Work instructions
Return the records that follow, matching each one exactly.

Given entries
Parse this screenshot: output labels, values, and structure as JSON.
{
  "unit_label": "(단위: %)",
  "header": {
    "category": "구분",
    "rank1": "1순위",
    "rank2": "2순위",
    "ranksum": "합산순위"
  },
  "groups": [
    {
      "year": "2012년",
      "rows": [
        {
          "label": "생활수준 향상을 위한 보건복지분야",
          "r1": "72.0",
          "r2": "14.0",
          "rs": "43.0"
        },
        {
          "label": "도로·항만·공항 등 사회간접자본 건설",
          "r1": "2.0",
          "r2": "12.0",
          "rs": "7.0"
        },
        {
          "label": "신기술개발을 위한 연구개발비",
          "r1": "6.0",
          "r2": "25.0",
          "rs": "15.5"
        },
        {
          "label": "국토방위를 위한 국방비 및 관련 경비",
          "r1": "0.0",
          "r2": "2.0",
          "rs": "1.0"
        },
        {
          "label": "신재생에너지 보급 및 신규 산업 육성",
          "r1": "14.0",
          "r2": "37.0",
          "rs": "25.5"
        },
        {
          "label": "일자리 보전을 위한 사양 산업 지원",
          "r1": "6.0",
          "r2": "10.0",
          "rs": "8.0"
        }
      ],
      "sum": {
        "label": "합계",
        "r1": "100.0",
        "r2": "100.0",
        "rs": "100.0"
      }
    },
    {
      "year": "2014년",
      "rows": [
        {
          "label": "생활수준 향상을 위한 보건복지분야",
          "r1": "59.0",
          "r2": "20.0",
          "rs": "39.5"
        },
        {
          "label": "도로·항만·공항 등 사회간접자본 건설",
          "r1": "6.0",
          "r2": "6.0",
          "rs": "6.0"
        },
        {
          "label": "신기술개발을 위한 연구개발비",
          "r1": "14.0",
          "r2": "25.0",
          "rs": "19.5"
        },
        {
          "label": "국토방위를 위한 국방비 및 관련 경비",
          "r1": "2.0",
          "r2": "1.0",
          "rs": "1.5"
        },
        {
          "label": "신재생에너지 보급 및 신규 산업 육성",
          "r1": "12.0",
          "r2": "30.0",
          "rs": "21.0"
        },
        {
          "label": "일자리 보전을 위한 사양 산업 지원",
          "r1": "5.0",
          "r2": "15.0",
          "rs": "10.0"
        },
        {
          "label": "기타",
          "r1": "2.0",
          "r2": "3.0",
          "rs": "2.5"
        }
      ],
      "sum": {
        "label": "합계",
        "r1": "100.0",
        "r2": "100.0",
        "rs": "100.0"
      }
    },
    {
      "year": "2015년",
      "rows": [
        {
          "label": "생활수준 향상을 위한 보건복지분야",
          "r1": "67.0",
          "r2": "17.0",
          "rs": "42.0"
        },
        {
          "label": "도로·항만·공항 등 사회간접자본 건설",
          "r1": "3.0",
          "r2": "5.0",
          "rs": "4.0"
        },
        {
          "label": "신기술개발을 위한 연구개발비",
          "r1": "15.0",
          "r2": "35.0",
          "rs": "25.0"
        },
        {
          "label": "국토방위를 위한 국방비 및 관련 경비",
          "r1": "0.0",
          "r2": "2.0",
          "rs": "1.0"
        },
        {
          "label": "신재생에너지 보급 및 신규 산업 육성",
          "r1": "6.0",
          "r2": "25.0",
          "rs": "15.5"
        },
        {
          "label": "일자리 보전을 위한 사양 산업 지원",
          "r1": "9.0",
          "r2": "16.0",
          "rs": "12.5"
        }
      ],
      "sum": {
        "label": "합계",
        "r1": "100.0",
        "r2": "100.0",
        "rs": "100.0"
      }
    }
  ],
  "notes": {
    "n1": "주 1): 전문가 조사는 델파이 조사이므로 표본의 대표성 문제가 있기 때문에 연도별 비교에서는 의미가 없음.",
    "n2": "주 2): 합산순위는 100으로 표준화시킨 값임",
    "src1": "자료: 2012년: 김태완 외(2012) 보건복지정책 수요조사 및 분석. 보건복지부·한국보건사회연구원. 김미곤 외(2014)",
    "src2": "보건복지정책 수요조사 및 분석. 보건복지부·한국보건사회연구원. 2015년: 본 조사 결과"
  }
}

Result below
Parse this screenshot: output labels, values, and structure as JSON.
{
  "unit_label": "(단위: %)",
  "header": {
    "category": "구분",
    "rank1": "1순위",
    "rank2": "2순위",
    "ranksum": "합산순위"
  },
  "groups": [
    {
      "year": "2012년",
      "rows": [
        {
          "label": "생활수준 향상을 위한 보건복지분야",
          "r1": "72.0",
          "r2": "14.0",
          "rs": "43.0"
        },
        {
          "label": "도로·항만·공항 등 사회간접자본 건설",
          "r1": "2.0",
          "r2": "12.0",
          "rs": "7.0"
        },
        {
          "label": "신기술개발을 위한 연구개발비",
          "r1": "6.0",
          "r2": "25.0",
          "rs": "15.5"
        },
        {
          "label": "국토방위를 위한 국방비 및 관련 경비",
          "r1": "0.0",
          "r2": "2.0",
          "rs": "1.0"
        },
        {
          "label": "신재생에너지 보급 및 신규 산업 육성",
          "r1": "14.0",
          "r2": "37.0",
          "rs": "25.5"
        },
        {
          "label": "일자리 보전을 위한 사양 산업 지원",
          "r1": "6.0",
          "r2": "10.0",
          "rs": "8.0"
        }
      ],
      "sum": {
        "label": "합계",
        "r1": "100.0",
        "r2": "100.0",
        "rs": "100.0"
      }
    },
    {
      "year": "2014년",
      "rows": [
        {
          "label": "생활수준 향상을 위한 보건복지분야",
          "r1": "59.0",
          "r2": "20.0",
          "rs": "39.5"
        },
        {
          "label": "도로·항만·공항 등 사회간접자본 건설",
          "r1": "6.0",
          "r2": "6.0",
          "rs": "6.0"
        },
        {
          "label": "신기술개발을 위한 연구개발비",
          "r1": "14.0",
          "r2": "25.0",
          "rs": "19.5"
        },
        {
          "label": "국토방위를 위한 국방비 및 관련 경비",
          "r1": "2.0",
          "r2": "1.0",
          "rs": "1.5"
        },
        {
          "label": "신재생에너지 보급 및 신규 산업 육성",
          "r1": "12.0",
          "r2": "30.0",
          "rs": "21.0"
        },
        {
          "label": "일자리 보전을 위한 사양 산업 지원",
          "r1": "5.0",
          "r2": "15.0",
          "rs": "10.0"
        },
        {
          "label": "기타",
          "r1": "2.0",
          "r2": "3.0",
          "rs": "2.5"
        }
      ],
      "sum": {
        "label": "합계",
        "r1": "100.0",
        "r2": "100.0",
        "rs": "100.0"
      }
    },
    {
      "year": "2015년",
      "rows": [
        {
          "label": "생활수준 향상을 위한 보건복지분야",
          "r1": "67.0",
          "r2": "17.0",
          "rs": "42.0"
        },
        {
          "label": "도로·항만·공항 등 사회간접자본 건설",
          "r1": "3.0",
          "r2": "5.0",
          "rs": "4.0"
        },
        {
          "label": "신기술개발을 위한 연구개발비",
          "r1": "15.0",
          "r2": "35.0",
          "rs": "25.0"
        },
        {
          "label": "국토방위를 위한 국방비 및 관련 경비",
          "r1": "0.0",
          "r2": "2.0",
          "rs": "1.0"
        },
        {
          "label": "신재생에너지 보급 및 신규 산업 육성",
          "r1": "6.0",
          "r2": "25.0",
          "rs": "15.5"
        },
        {
          "label": "일자리 보전을 위한 사양 산업 지원",
          "r1": "9.0",
          "r2": "16.0",
          "rs": "12.5"
        }
      ],
      "sum": {
        "label": "합계",
        "r1": "100.0",
        "r2": "100.0",
        "rs": "100.0"
      }
    }
  ],
  "notes": {
    "n1": "주 1): 전문가 조사는 델파이 조사이므로 표본의 대표성 문제가 있기 때문에 연도별 비교에서는 의미가 없음.",
    "n2": "주 2): 합산순위는 100으로 표준화시킨 값임",
    "src1": "자료: 2012년: 김태완 외(2012) 보건복지정책 수요조사 및 분석. 보건복지부·한국보건사회연구원. 김미곤 외(2014)",
    "src2": "보건복지정책 수요조사 및 분석. 보건복지부·한국보건사회연구원. 2015년: 본 조사 결과"
  }
}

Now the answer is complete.